TASK: Reproduce all of the material exactly as shown.

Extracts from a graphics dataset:

_ _ _ _ _ _ _

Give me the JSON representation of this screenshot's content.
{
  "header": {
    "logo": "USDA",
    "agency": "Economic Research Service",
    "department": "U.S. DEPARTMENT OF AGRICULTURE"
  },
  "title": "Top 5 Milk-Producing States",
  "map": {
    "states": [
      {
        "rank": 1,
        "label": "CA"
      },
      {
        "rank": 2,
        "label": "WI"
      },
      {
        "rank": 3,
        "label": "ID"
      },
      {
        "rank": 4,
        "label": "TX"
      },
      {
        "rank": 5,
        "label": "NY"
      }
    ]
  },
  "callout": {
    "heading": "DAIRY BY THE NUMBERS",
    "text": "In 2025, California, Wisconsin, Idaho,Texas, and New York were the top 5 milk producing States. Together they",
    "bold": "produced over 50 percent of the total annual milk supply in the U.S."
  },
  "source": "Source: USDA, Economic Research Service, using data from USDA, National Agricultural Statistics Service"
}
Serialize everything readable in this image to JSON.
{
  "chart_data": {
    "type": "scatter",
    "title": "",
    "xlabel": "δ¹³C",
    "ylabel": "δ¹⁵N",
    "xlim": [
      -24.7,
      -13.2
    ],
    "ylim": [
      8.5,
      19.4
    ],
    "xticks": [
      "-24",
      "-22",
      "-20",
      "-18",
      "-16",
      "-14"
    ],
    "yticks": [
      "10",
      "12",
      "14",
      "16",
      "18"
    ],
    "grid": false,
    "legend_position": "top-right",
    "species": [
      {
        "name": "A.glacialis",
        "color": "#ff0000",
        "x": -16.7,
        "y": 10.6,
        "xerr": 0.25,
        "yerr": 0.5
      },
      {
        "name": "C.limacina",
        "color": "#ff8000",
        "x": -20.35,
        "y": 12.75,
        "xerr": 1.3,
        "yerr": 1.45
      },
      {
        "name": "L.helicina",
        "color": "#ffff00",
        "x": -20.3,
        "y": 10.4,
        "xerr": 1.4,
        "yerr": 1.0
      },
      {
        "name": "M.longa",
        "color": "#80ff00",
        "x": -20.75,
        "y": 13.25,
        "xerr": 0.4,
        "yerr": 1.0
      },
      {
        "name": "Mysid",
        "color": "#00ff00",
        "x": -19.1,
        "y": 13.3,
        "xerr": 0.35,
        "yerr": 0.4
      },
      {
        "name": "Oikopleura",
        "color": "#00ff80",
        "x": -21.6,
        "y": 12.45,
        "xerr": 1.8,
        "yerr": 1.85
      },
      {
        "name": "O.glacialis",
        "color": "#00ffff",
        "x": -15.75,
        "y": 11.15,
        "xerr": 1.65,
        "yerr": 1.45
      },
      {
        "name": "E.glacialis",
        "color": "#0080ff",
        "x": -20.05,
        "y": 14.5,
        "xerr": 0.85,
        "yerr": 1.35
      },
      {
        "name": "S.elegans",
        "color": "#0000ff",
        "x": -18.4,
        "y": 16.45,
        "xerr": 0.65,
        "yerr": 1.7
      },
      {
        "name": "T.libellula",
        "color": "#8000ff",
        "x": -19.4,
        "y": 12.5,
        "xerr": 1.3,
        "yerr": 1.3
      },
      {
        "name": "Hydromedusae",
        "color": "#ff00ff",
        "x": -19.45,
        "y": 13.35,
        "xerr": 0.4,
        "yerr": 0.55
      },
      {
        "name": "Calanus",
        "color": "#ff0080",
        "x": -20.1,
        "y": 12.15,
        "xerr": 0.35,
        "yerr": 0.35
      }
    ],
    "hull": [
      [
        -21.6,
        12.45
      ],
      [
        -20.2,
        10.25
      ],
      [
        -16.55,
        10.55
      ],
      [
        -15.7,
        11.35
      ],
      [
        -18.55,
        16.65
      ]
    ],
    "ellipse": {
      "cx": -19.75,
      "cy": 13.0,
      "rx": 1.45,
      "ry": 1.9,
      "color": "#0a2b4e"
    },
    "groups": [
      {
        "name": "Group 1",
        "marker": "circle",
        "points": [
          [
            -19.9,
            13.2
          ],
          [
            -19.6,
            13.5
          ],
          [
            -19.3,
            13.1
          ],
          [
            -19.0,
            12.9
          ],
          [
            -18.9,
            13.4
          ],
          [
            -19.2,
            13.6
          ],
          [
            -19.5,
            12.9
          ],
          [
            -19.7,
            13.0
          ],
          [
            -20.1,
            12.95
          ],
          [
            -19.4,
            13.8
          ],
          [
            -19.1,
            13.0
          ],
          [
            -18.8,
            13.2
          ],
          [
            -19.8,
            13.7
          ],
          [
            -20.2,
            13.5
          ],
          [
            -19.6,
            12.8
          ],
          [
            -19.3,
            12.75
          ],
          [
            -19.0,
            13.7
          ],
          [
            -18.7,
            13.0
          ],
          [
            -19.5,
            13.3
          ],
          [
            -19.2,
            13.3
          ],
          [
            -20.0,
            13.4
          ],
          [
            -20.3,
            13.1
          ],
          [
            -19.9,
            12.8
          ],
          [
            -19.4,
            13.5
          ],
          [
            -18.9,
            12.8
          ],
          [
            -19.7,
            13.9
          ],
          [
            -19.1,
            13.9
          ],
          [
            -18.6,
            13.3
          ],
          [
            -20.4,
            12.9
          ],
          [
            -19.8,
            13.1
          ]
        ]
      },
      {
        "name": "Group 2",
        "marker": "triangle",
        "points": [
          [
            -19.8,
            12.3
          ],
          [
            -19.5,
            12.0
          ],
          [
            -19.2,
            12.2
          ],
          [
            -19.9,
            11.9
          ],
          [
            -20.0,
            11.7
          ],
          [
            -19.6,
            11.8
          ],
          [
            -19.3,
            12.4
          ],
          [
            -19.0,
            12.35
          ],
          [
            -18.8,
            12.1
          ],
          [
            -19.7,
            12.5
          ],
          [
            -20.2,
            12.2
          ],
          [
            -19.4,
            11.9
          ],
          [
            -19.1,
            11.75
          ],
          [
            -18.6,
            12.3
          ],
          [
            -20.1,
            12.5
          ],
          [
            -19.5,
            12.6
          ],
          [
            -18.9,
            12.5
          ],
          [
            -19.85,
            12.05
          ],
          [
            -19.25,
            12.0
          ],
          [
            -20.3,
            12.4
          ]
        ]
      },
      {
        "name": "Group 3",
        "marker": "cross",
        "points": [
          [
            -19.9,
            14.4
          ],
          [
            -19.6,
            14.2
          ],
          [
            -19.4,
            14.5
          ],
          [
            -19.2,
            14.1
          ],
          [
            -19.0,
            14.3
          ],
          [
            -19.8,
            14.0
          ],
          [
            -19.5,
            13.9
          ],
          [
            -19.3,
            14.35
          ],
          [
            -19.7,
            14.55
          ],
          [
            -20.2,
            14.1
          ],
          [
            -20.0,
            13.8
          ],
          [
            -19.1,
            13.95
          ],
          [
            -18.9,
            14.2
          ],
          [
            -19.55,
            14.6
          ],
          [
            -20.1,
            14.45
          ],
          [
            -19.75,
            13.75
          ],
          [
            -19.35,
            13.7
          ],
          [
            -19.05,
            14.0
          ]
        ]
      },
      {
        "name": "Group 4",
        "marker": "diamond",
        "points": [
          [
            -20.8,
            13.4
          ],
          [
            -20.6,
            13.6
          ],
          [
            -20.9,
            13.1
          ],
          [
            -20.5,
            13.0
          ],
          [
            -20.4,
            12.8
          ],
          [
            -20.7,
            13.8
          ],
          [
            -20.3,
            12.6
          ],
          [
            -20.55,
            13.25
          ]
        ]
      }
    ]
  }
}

_ _ _ _ _ _ _

RESULT FOR THIS TASK:
Give me the JSON representation of this screenshot's content.
{
  "header": {
    "logo": "USDA",
    "agency": "Economic Research Service",
    "department": "U.S. DEPARTMENT OF AGRICULTURE"
  },
  "title": "Top 5 Milk-Producing States",
  "map": {
    "states": [
      {
        "rank": 1,
        "label": "CA"
      },
      {
        "rank": 2,
        "label": "WI"
      },
      {
        "rank": 3,
        "label": "ID"
      },
      {
        "rank": 4,
        "label": "TX"
      },
      {
        "rank": 5,
        "label": "NY"
      }
    ]
  },
  "callout": {
    "heading": "DAIRY BY THE NUMBERS",
    "text": "In 2025, California, Wisconsin, Idaho,Texas, and New York were the top 5 milk producing States. Together they",
    "bold": "produced over 50 percent of the total annual milk supply in the U.S."
  },
  "source": "Source: USDA, Economic Research Service, using data from USDA, National Agricultural Statistics Service"
}
Serialize everything readable in this image to JSON.
{
  "chart_data": {
    "type": "scatter",
    "title": "",
    "xlabel": "δ¹³C",
    "ylabel": "δ¹⁵N",
    "xlim": [
      -24.7,
      -13.2
    ],
    "ylim": [
      8.5,
      19.4
    ],
    "xticks": [
      "-24",
      "-22",
      "-20",
      "-18",
      "-16",
      "-14"
    ],
    "yticks": [
      "10",
      "12",
      "14",
      "16",
      "18"
    ],
    "grid": false,
    "legend_position": "top-right",
    "species": [
      {
        "name": "A.glacialis",
        "color": "#ff0000",
        "x": -16.7,
        "y": 10.6,
        "xerr": 0.25,
        "yerr": 0.5
      },
      {
        "name": "C.limacina",
        "color": "#ff8000",
        "x": -20.35,
        "y": 12.75,
        "xerr": 1.3,
        "yerr": 1.45
      },
      {
        "name": "L.helicina",
        "color": "#ffff00",
        "x": -20.3,
        "y": 10.4,
        "xerr": 1.4,
        "yerr": 1.0
      },
      {
        "name": "M.longa",
        "color": "#80ff00",
        "x": -20.75,
        "y": 13.25,
        "xerr": 0.4,
        "yerr": 1.0
      },
      {
        "name": "Mysid",
        "color": "#00ff00",
        "x": -19.1,
        "y": 13.3,
        "xerr": 0.35,
        "yerr": 0.4
      },
      {
        "name": "Oikopleura",
        "color": "#00ff80",
        "x": -21.6,
        "y": 12.45,
        "xerr": 1.8,
        "yerr": 1.85
      },
      {
        "name": "O.glacialis",
        "color": "#00ffff",
        "x": -15.75,
        "y": 11.15,
        "xerr": 1.65,
        "yerr": 1.45
      },
      {
        "name": "E.glacialis",
        "color": "#0080ff",
        "x": -20.05,
        "y": 14.5,
        "xerr": 0.85,
        "yerr": 1.35
      },
      {
        "name": "S.elegans",
        "color": "#0000ff",
        "x": -18.4,
        "y": 16.45,
        "xerr": 0.65,
        "yerr": 1.7
      },
      {
        "name": "T.libellula",
        "color": "#8000ff",
        "x": -19.4,
        "y": 12.5,
        "xerr": 1.3,
        "yerr": 1.3
      },
      {
        "name": "Hydromedusae",
        "color": "#ff00ff",
        "x": -19.45,
        "y": 13.35,
        "xerr": 0.4,
        "yerr": 0.55
      },
      {
        "name": "Calanus",
        "color": "#ff0080",
        "x": -20.1,
        "y": 12.15,
        "xerr": 0.35,
        "yerr": 0.35
      }
    ],
    "hull": [
      [
        -21.6,
        12.45
      ],
      [
        -20.2,
        10.25
      ],
      [
        -16.55,
        10.55
      ],
      [
        -15.7,
        11.35
      ],
      [
        -18.55,
        16.65
      ]
    ],
    "ellipse": {
      "cx": -19.75,
      "cy": 13.0,
      "rx": 1.45,
      "ry": 1.9,
      "color": "#0a2b4e"
    },
    "groups": [
      {
        "name": "Group 1",
        "marker": "circle",
        "points": [
          [
            -19.9,
            13.2
          ],
          [
            -19.6,
            13.5
          ],
          [
            -19.3,
            13.1
          ],
          [
            -19.0,
            12.9
          ],
          [
            -18.9,
            13.4
          ],
          [
            -19.2,
            13.6
          ],
          [
            -19.5,
            12.9
          ],
          [
            -19.7,
            13.0
          ],
          [
            -20.1,
            12.95
          ],
          [
            -19.4,
            13.8
          ],
          [
            -19.1,
            13.0
          ],
          [
            -18.8,
            13.2
          ],
          [
            -19.8,
            13.7
          ],
          [
            -20.2,
            13.5
          ],
          [
            -19.6,
            12.8
          ],
          [
            -19.3,
            12.75
          ],
          [
            -19.0,
            13.7
          ],
          [
            -18.7,
            13.0
          ],
          [
            -19.5,
            13.3
          ],
          [
            -19.2,
            13.3
          ],
          [
            -20.0,
            13.4
          ],
          [
            -20.3,
            13.1
          ],
          [
            -19.9,
            12.8
          ],
          [
            -19.4,
            13.5
          ],
          [
            -18.9,
            12.8
          ],
          [
            -19.7,
            13.9
          ],
          [
            -19.1,
            13.9
          ],
          [
            -18.6,
            13.3
          ],
          [
            -20.4,
            12.9
          ],
          [
            -19.8,
            13.1
          ]
        ]
      },
      {
        "name": "Group 2",
        "marker": "triangle",
        "points": [
          [
            -19.8,
            12.3
          ],
          [
            -19.5,
            12.0
          ],
          [
            -19.2,
            12.2
          ],
          [
            -19.9,
            11.9
          ],
          [
            -20.0,
            11.7
          ],
          [
            -19.6,
            11.8
          ],
          [
            -19.3,
            12.4
          ],
          [
            -19.0,
            12.35
          ],
          [
            -18.8,
            12.1
          ],
          [
            -19.7,
            12.5
          ],
          [
            -20.2,
            12.2
          ],
          [
            -19.4,
            11.9
          ],
          [
            -19.1,
            11.75
          ],
          [
            -18.6,
            12.3
          ],
          [
            -20.1,
            12.5
          ],
          [
            -19.5,
            12.6
          ],
          [
            -18.9,
            12.5
          ],
          [
            -19.85,
            12.05
          ],
          [
            -19.25,
            12.0
          ],
          [
            -20.3,
            12.4
          ]
        ]
      },
      {
        "name": "Group 3",
        "marker": "cross",
        "points": [
          [
            -19.9,
            14.4
          ],
          [
            -19.6,
            14.2
          ],
          [
            -19.4,
            14.5
          ],
          [
            -19.2,
            14.1
          ],
          [
            -19.0,
            14.3
          ],
          [
            -19.8,
            14.0
          ],
          [
            -19.5,
            13.9
          ],
          [
            -19.3,
            14.35
          ],
          [
            -19.7,
            14.55
          ],
          [
            -20.2,
            14.1
          ],
          [
            -20.0,
            13.8
          ],
          [
            -19.1,
            13.95
          ],
          [
            -18.9,
            14.2
          ],
          [
            -19.55,
            14.6
          ],
          [
            -20.1,
            14.45
          ],
          [
            -19.75,
            13.75
          ],
          [
            -19.35,
            13.7
          ],
          [
            -19.05,
            14.0
          ]
        ]
      },
      {
        "name": "Group 4",
        "marker": "diamond",
        "points": [
          [
            -20.8,
            13.4
          ],
          [
            -20.6,
            13.6
          ],
          [
            -20.9,
            13.1
          ],
          [
            -20.5,
            13.0
          ],
          [
            -20.4,
            12.8
          ],
          [
            -20.7,
            13.8
          ],
          [
            -20.3,
            12.6
          ],
          [
            -20.55,
            13.25
          ]
        ]
      }
    ]
  }
}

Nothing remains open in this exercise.